Part of a data file:
--- Start ---

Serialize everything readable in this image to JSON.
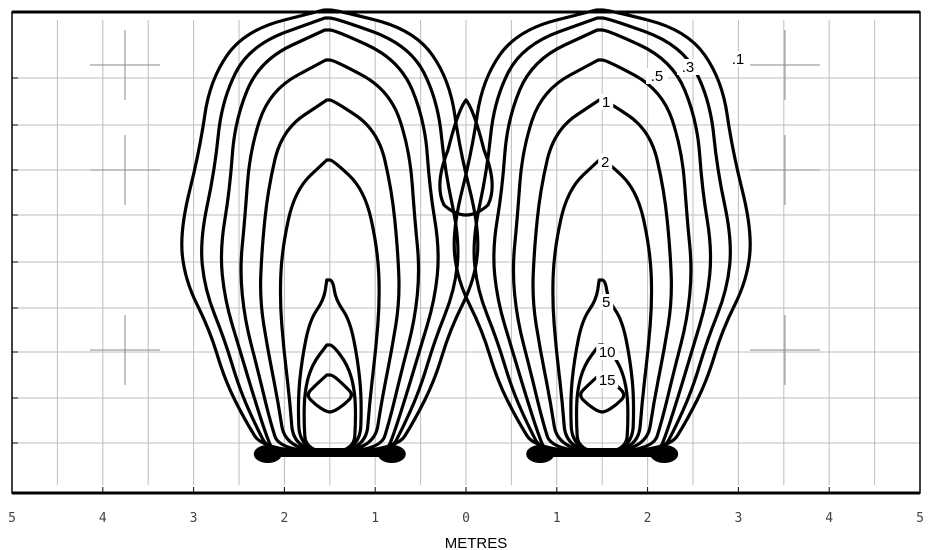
{
  "chart_data": {
    "type": "contour",
    "xlabel": "METRES",
    "x_tick_labels": [
      "5",
      "4",
      "3",
      "2",
      "1",
      "0",
      "1",
      "2",
      "3",
      "4",
      "5"
    ],
    "xlim": [
      -5,
      5
    ],
    "grid": true,
    "sources": [
      {
        "x": -1.5
      },
      {
        "x": 1.5
      }
    ],
    "contour_levels": [
      ".1",
      ".3",
      ".5",
      "1",
      "2",
      "5",
      "10",
      "15"
    ],
    "labelled_levels": [
      ".5",
      ".3",
      ".1",
      "1",
      "2",
      "5",
      "10",
      "15"
    ]
  }
}
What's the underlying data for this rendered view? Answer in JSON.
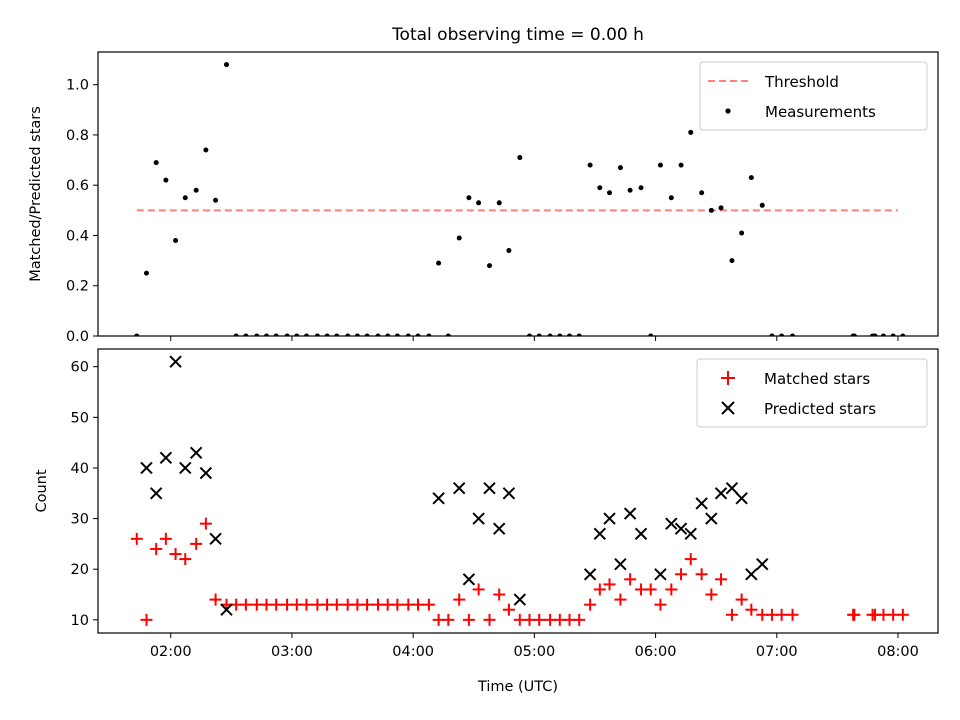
{
  "figure": {
    "title": "Total observing time = 0.00 h",
    "xlabel": "Time (UTC)",
    "x_ticks": [
      "02:00",
      "03:00",
      "04:00",
      "05:00",
      "06:00",
      "07:00",
      "08:00"
    ],
    "x_tick_hours": [
      2,
      3,
      4,
      5,
      6,
      7,
      8
    ],
    "xlim_hours": [
      1.4,
      8.33
    ]
  },
  "chart_data": [
    {
      "type": "scatter",
      "ylabel": "Matched/Predicted stars",
      "ylim": [
        0,
        1.13
      ],
      "y_ticks": [
        "0.0",
        "0.2",
        "0.4",
        "0.6",
        "0.8",
        "1.0"
      ],
      "y_tick_values": [
        0,
        0.2,
        0.4,
        0.6,
        0.8,
        1.0
      ],
      "legend_position": "upper-right",
      "threshold": {
        "name": "Threshold",
        "value": 0.5,
        "x_range_hours": [
          1.72,
          8.0
        ],
        "color": "#ff7f7f"
      },
      "series": [
        {
          "name": "Measurements",
          "marker": "dot",
          "color": "#000000",
          "x_hours": [
            1.72,
            1.8,
            1.88,
            1.96,
            2.04,
            2.12,
            2.21,
            2.29,
            2.37,
            2.46,
            2.54,
            2.62,
            2.71,
            2.79,
            2.87,
            2.96,
            3.04,
            3.12,
            3.21,
            3.29,
            3.37,
            3.46,
            3.54,
            3.62,
            3.71,
            3.79,
            3.87,
            3.96,
            4.04,
            4.13,
            4.21,
            4.29,
            4.38,
            4.46,
            4.54,
            4.63,
            4.71,
            4.79,
            4.88,
            4.96,
            5.04,
            5.13,
            5.21,
            5.29,
            5.37,
            5.46,
            5.54,
            5.62,
            5.71,
            5.79,
            5.88,
            5.96,
            6.04,
            6.13,
            6.21,
            6.29,
            6.38,
            6.46,
            6.54,
            6.63,
            6.71,
            6.79,
            6.88,
            6.96,
            7.04,
            7.13,
            7.63,
            7.64,
            7.79,
            7.81,
            7.88,
            7.96,
            8.04
          ],
          "y": [
            0.0,
            0.25,
            0.69,
            0.62,
            0.38,
            0.55,
            0.58,
            0.74,
            0.54,
            1.08,
            0.0,
            0.0,
            0.0,
            0.0,
            0.0,
            0.0,
            0.0,
            0.0,
            0.0,
            0.0,
            0.0,
            0.0,
            0.0,
            0.0,
            0.0,
            0.0,
            0.0,
            0.0,
            0.0,
            0.0,
            0.29,
            0.0,
            0.39,
            0.55,
            0.53,
            0.28,
            0.53,
            0.34,
            0.71,
            0.0,
            0.0,
            0.0,
            0.0,
            0.0,
            0.0,
            0.68,
            0.59,
            0.57,
            0.67,
            0.58,
            0.59,
            0.0,
            0.68,
            0.55,
            0.68,
            0.81,
            0.57,
            0.5,
            0.51,
            0.3,
            0.41,
            0.63,
            0.52,
            0.0,
            0.0,
            0.0,
            0.0,
            0.0,
            0.0,
            0.0,
            0.0,
            0.0,
            0.0
          ]
        }
      ]
    },
    {
      "type": "scatter",
      "ylabel": "Count",
      "ylim": [
        7.4,
        63.5
      ],
      "y_ticks": [
        "10",
        "20",
        "30",
        "40",
        "50",
        "60"
      ],
      "y_tick_values": [
        10,
        20,
        30,
        40,
        50,
        60
      ],
      "legend_position": "upper-right",
      "series": [
        {
          "name": "Matched stars",
          "marker": "plus",
          "color": "#ff0000",
          "x_hours": [
            1.72,
            1.8,
            1.88,
            1.96,
            2.04,
            2.12,
            2.21,
            2.29,
            2.37,
            2.46,
            2.54,
            2.62,
            2.71,
            2.79,
            2.87,
            2.96,
            3.04,
            3.12,
            3.21,
            3.29,
            3.37,
            3.46,
            3.54,
            3.62,
            3.71,
            3.79,
            3.87,
            3.96,
            4.04,
            4.13,
            4.21,
            4.29,
            4.38,
            4.46,
            4.54,
            4.63,
            4.71,
            4.79,
            4.88,
            4.96,
            5.04,
            5.13,
            5.21,
            5.29,
            5.37,
            5.46,
            5.54,
            5.62,
            5.71,
            5.79,
            5.88,
            5.96,
            6.04,
            6.13,
            6.21,
            6.29,
            6.38,
            6.46,
            6.54,
            6.63,
            6.71,
            6.79,
            6.88,
            6.96,
            7.04,
            7.13,
            7.63,
            7.64,
            7.79,
            7.81,
            7.88,
            7.96,
            8.04
          ],
          "y": [
            26,
            10,
            24,
            26,
            23,
            22,
            25,
            29,
            14,
            13,
            13,
            13,
            13,
            13,
            13,
            13,
            13,
            13,
            13,
            13,
            13,
            13,
            13,
            13,
            13,
            13,
            13,
            13,
            13,
            13,
            10,
            10,
            14,
            10,
            16,
            10,
            15,
            12,
            10,
            10,
            10,
            10,
            10,
            10,
            10,
            13,
            16,
            17,
            14,
            18,
            16,
            16,
            13,
            16,
            19,
            22,
            19,
            15,
            18,
            11,
            14,
            12,
            11,
            11,
            11,
            11,
            11,
            11,
            11,
            11,
            11,
            11,
            11
          ]
        },
        {
          "name": "Predicted stars",
          "marker": "x",
          "color": "#000000",
          "x_hours": [
            1.8,
            1.88,
            1.96,
            2.04,
            2.12,
            2.21,
            2.29,
            2.37,
            2.46,
            4.21,
            4.38,
            4.46,
            4.54,
            4.63,
            4.71,
            4.79,
            4.88,
            5.46,
            5.54,
            5.62,
            5.71,
            5.79,
            5.88,
            6.04,
            6.13,
            6.21,
            6.29,
            6.38,
            6.46,
            6.54,
            6.63,
            6.71,
            6.79,
            6.88
          ],
          "y": [
            40,
            35,
            42,
            61,
            40,
            43,
            39,
            26,
            12,
            34,
            36,
            18,
            30,
            36,
            28,
            35,
            14,
            19,
            27,
            30,
            21,
            31,
            27,
            19,
            29,
            28,
            27,
            33,
            30,
            35,
            36,
            34,
            19,
            21
          ]
        }
      ]
    }
  ]
}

--- End ---

• Written problem:
Without including any pictures, output all the entries above exactly.

• Reply to the task:
Serialize everything readable in this image to JSON.
{
  "chart_data": {
    "type": "contour",
    "xlabel": "METRES",
    "x_tick_labels": [
      "5",
      "4",
      "3",
      "2",
      "1",
      "0",
      "1",
      "2",
      "3",
      "4",
      "5"
    ],
    "xlim": [
      -5,
      5
    ],
    "grid": true,
    "sources": [
      {
        "x": -1.5
      },
      {
        "x": 1.5
      }
    ],
    "contour_levels": [
      ".1",
      ".3",
      ".5",
      "1",
      "2",
      "5",
      "10",
      "15"
    ],
    "labelled_levels": [
      ".5",
      ".3",
      ".1",
      "1",
      "2",
      "5",
      "10",
      "15"
    ]
  }
}
What's the underlying data for this rendered view? Answer in JSON.
{
  "figure": {
    "title": "Total observing time = 0.00 h",
    "xlabel": "Time (UTC)",
    "x_ticks": [
      "02:00",
      "03:00",
      "04:00",
      "05:00",
      "06:00",
      "07:00",
      "08:00"
    ],
    "x_tick_hours": [
      2,
      3,
      4,
      5,
      6,
      7,
      8
    ],
    "xlim_hours": [
      1.4,
      8.33
    ]
  },
  "chart_data": [
    {
      "type": "scatter",
      "ylabel": "Matched/Predicted stars",
      "ylim": [
        0,
        1.13
      ],
      "y_ticks": [
        "0.0",
        "0.2",
        "0.4",
        "0.6",
        "0.8",
        "1.0"
      ],
      "y_tick_values": [
        0,
        0.2,
        0.4,
        0.6,
        0.8,
        1.0
      ],
      "legend_position": "upper-right",
      "threshold": {
        "name": "Threshold",
        "value": 0.5,
        "x_range_hours": [
          1.72,
          8.0
        ],
        "color": "#ff7f7f"
      },
      "series": [
        {
          "name": "Measurements",
          "marker": "dot",
          "color": "#000000",
          "x_hours": [
            1.72,
            1.8,
            1.88,
            1.96,
            2.04,
            2.12,
            2.21,
            2.29,
            2.37,
            2.46,
            2.54,
            2.62,
            2.71,
            2.79,
            2.87,
            2.96,
            3.04,
            3.12,
            3.21,
            3.29,
            3.37,
            3.46,
            3.54,
            3.62,
            3.71,
            3.79,
            3.87,
            3.96,
            4.04,
            4.13,
            4.21,
            4.29,
            4.38,
            4.46,
            4.54,
            4.63,
            4.71,
            4.79,
            4.88,
            4.96,
            5.04,
            5.13,
            5.21,
            5.29,
            5.37,
            5.46,
            5.54,
            5.62,
            5.71,
            5.79,
            5.88,
            5.96,
            6.04,
            6.13,
            6.21,
            6.29,
            6.38,
            6.46,
            6.54,
            6.63,
            6.71,
            6.79,
            6.88,
            6.96,
            7.04,
            7.13,
            7.63,
            7.64,
            7.79,
            7.81,
            7.88,
            7.96,
            8.04
          ],
          "y": [
            0.0,
            0.25,
            0.69,
            0.62,
            0.38,
            0.55,
            0.58,
            0.74,
            0.54,
            1.08,
            0.0,
            0.0,
            0.0,
            0.0,
            0.0,
            0.0,
            0.0,
            0.0,
            0.0,
            0.0,
            0.0,
            0.0,
            0.0,
            0.0,
            0.0,
            0.0,
            0.0,
            0.0,
            0.0,
            0.0,
            0.29,
            0.0,
            0.39,
            0.55,
            0.53,
            0.28,
            0.53,
            0.34,
            0.71,
            0.0,
            0.0,
            0.0,
            0.0,
            0.0,
            0.0,
            0.68,
            0.59,
            0.57,
            0.67,
            0.58,
            0.59,
            0.0,
            0.68,
            0.55,
            0.68,
            0.81,
            0.57,
            0.5,
            0.51,
            0.3,
            0.41,
            0.63,
            0.52,
            0.0,
            0.0,
            0.0,
            0.0,
            0.0,
            0.0,
            0.0,
            0.0,
            0.0,
            0.0
          ]
        }
      ]
    },
    {
      "type": "scatter",
      "ylabel": "Count",
      "ylim": [
        7.4,
        63.5
      ],
      "y_ticks": [
        "10",
        "20",
        "30",
        "40",
        "50",
        "60"
      ],
      "y_tick_values": [
        10,
        20,
        30,
        40,
        50,
        60
      ],
      "legend_position": "upper-right",
      "series": [
        {
          "name": "Matched stars",
          "marker": "plus",
          "color": "#ff0000",
          "x_hours": [
            1.72,
            1.8,
            1.88,
            1.96,
            2.04,
            2.12,
            2.21,
            2.29,
            2.37,
            2.46,
            2.54,
            2.62,
            2.71,
            2.79,
            2.87,
            2.96,
            3.04,
            3.12,
            3.21,
            3.29,
            3.37,
            3.46,
            3.54,
            3.62,
            3.71,
            3.79,
            3.87,
            3.96,
            4.04,
            4.13,
            4.21,
            4.29,
            4.38,
            4.46,
            4.54,
            4.63,
            4.71,
            4.79,
            4.88,
            4.96,
            5.04,
            5.13,
            5.21,
            5.29,
            5.37,
            5.46,
            5.54,
            5.62,
            5.71,
            5.79,
            5.88,
            5.96,
            6.04,
            6.13,
            6.21,
            6.29,
            6.38,
            6.46,
            6.54,
            6.63,
            6.71,
            6.79,
            6.88,
            6.96,
            7.04,
            7.13,
            7.63,
            7.64,
            7.79,
            7.81,
            7.88,
            7.96,
            8.04
          ],
          "y": [
            26,
            10,
            24,
            26,
            23,
            22,
            25,
            29,
            14,
            13,
            13,
            13,
            13,
            13,
            13,
            13,
            13,
            13,
            13,
            13,
            13,
            13,
            13,
            13,
            13,
            13,
            13,
            13,
            13,
            13,
            10,
            10,
            14,
            10,
            16,
            10,
            15,
            12,
            10,
            10,
            10,
            10,
            10,
            10,
            10,
            13,
            16,
            17,
            14,
            18,
            16,
            16,
            13,
            16,
            19,
            22,
            19,
            15,
            18,
            11,
            14,
            12,
            11,
            11,
            11,
            11,
            11,
            11,
            11,
            11,
            11,
            11,
            11
          ]
        },
        {
          "name": "Predicted stars",
          "marker": "x",
          "color": "#000000",
          "x_hours": [
            1.8,
            1.88,
            1.96,
            2.04,
            2.12,
            2.21,
            2.29,
            2.37,
            2.46,
            4.21,
            4.38,
            4.46,
            4.54,
            4.63,
            4.71,
            4.79,
            4.88,
            5.46,
            5.54,
            5.62,
            5.71,
            5.79,
            5.88,
            6.04,
            6.13,
            6.21,
            6.29,
            6.38,
            6.46,
            6.54,
            6.63,
            6.71,
            6.79,
            6.88
          ],
          "y": [
            40,
            35,
            42,
            61,
            40,
            43,
            39,
            26,
            12,
            34,
            36,
            18,
            30,
            36,
            28,
            35,
            14,
            19,
            27,
            30,
            21,
            31,
            27,
            19,
            29,
            28,
            27,
            33,
            30,
            35,
            36,
            34,
            19,
            21
          ]
        }
      ]
    }
  ]
}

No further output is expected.